→ **WRITTEN EXERCISE**
Set down each record exactly as written.

→ **SUPPLIED MATERIAL**

____________________

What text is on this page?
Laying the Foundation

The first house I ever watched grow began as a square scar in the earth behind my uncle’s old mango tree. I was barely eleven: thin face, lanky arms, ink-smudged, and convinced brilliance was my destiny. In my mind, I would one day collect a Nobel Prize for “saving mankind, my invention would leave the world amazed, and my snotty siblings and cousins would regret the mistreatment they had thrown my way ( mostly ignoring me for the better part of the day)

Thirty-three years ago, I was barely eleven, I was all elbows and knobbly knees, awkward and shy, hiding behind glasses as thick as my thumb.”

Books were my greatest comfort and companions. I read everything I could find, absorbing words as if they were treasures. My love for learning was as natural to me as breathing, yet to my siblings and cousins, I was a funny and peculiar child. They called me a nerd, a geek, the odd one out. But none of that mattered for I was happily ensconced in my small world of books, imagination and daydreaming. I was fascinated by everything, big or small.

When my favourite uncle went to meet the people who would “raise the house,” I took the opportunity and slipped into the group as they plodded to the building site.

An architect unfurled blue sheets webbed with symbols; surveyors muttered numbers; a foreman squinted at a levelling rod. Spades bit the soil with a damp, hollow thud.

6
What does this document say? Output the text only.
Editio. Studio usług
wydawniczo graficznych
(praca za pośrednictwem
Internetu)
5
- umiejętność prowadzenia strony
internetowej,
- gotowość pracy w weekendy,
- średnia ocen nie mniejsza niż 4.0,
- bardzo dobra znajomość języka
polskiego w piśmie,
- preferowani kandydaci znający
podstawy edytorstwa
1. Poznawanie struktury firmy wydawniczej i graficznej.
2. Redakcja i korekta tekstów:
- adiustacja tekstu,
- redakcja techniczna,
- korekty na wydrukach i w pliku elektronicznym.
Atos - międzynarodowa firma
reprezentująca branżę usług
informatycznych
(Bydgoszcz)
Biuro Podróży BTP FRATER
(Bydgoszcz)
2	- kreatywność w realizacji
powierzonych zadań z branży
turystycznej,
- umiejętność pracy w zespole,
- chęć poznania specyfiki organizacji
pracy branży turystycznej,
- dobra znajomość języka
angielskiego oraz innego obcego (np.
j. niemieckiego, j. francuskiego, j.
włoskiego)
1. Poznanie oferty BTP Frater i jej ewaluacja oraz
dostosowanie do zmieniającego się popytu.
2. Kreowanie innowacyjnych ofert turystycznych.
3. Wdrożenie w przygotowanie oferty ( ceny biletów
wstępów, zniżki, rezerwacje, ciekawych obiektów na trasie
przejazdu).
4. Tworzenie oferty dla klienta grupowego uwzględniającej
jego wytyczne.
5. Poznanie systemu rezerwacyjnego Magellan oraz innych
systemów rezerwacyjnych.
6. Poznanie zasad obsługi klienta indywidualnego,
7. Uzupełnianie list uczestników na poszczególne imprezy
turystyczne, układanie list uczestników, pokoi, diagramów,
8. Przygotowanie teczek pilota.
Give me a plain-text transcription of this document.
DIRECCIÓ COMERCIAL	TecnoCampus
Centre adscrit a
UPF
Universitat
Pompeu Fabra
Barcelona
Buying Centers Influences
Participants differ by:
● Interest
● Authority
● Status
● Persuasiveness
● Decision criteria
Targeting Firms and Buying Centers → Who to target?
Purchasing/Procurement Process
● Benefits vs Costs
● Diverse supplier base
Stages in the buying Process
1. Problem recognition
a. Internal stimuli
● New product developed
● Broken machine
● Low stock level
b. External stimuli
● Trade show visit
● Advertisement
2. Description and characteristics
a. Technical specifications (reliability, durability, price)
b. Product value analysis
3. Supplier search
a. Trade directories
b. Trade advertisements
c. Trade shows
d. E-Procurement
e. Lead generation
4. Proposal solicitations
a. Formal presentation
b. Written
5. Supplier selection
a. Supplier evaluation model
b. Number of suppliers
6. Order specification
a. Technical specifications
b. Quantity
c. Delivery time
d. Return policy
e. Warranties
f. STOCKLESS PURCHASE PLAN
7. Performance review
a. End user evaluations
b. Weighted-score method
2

____________________

→ **EXERCISE RESPONSE**
What text is on this page?
Laying the Foundation

The first house I ever watched grow began as a square scar in the earth behind my uncle’s old mango tree. I was barely eleven: thin face, lanky arms, ink-smudged, and convinced brilliance was my destiny. In my mind, I would one day collect a Nobel Prize for “saving mankind, my invention would leave the world amazed, and my snotty siblings and cousins would regret the mistreatment they had thrown my way ( mostly ignoring me for the better part of the day)

Thirty-three years ago, I was barely eleven, I was all elbows and knobbly knees, awkward and shy, hiding behind glasses as thick as my thumb.”

Books were my greatest comfort and companions. I read everything I could find, absorbing words as if they were treasures. My love for learning was as natural to me as breathing, yet to my siblings and cousins, I was a funny and peculiar child. They called me a nerd, a geek, the odd one out. But none of that mattered for I was happily ensconced in my small world of books, imagination and daydreaming. I was fascinated by everything, big or small.

When my favourite uncle went to meet the people who would “raise the house,” I took the opportunity and slipped into the group as they plodded to the building site.

An architect unfurled blue sheets webbed with symbols; surveyors muttered numbers; a foreman squinted at a levelling rod. Spades bit the soil with a damp, hollow thud.

6
What does this document say? Output the text only.
Editio. Studio usług
wydawniczo graficznych
(praca za pośrednictwem
Internetu)
5
- umiejętność prowadzenia strony
internetowej,
- gotowość pracy w weekendy,
- średnia ocen nie mniejsza niż 4.0,
- bardzo dobra znajomość języka
polskiego w piśmie,
- preferowani kandydaci znający
podstawy edytorstwa
1. Poznawanie struktury firmy wydawniczej i graficznej.
2. Redakcja i korekta tekstów:
- adiustacja tekstu,
- redakcja techniczna,
- korekty na wydrukach i w pliku elektronicznym.
Atos - międzynarodowa firma
reprezentująca branżę usług
informatycznych
(Bydgoszcz)
Biuro Podróży BTP FRATER
(Bydgoszcz)
2	- kreatywność w realizacji
powierzonych zadań z branży
turystycznej,
- umiejętność pracy w zespole,
- chęć poznania specyfiki organizacji
pracy branży turystycznej,
- dobra znajomość języka
angielskiego oraz innego obcego (np.
j. niemieckiego, j. francuskiego, j.
włoskiego)
1. Poznanie oferty BTP Frater i jej ewaluacja oraz
dostosowanie do zmieniającego się popytu.
2. Kreowanie innowacyjnych ofert turystycznych.
3. Wdrożenie w przygotowanie oferty ( ceny biletów
wstępów, zniżki, rezerwacje, ciekawych obiektów na trasie
przejazdu).
4. Tworzenie oferty dla klienta grupowego uwzględniającej
jego wytyczne.
5. Poznanie systemu rezerwacyjnego Magellan oraz innych
systemów rezerwacyjnych.
6. Poznanie zasad obsługi klienta indywidualnego,
7. Uzupełnianie list uczestników na poszczególne imprezy
turystyczne, układanie list uczestników, pokoi, diagramów,
8. Przygotowanie teczek pilota.
Give me a plain-text transcription of this document.
DIRECCIÓ COMERCIAL	TecnoCampus
Centre adscrit a
UPF
Universitat
Pompeu Fabra
Barcelona
Buying Centers Influences
Participants differ by:
● Interest
● Authority
● Status
● Persuasiveness
● Decision criteria
Targeting Firms and Buying Centers → Who to target?
Purchasing/Procurement Process
● Benefits vs Costs
● Diverse supplier base
Stages in the buying Process
1. Problem recognition
a. Internal stimuli
● New product developed
● Broken machine
● Low stock level
b. External stimuli
● Trade show visit
● Advertisement
2. Description and characteristics
a. Technical specifications (reliability, durability, price)
b. Product value analysis
3. Supplier search
a. Trade directories
b. Trade advertisements
c. Trade shows
d. E-Procurement
e. Lead generation
4. Proposal solicitations
a. Formal presentation
b. Written
5. Supplier selection
a. Supplier evaluation model
b. Number of suppliers
6. Order specification
a. Technical specifications
b. Quantity
c. Delivery time
d. Return policy
e. Warranties
f. STOCKLESS PURCHASE PLAN
7. Performance review
a. End user evaluations
b. Weighted-score method
2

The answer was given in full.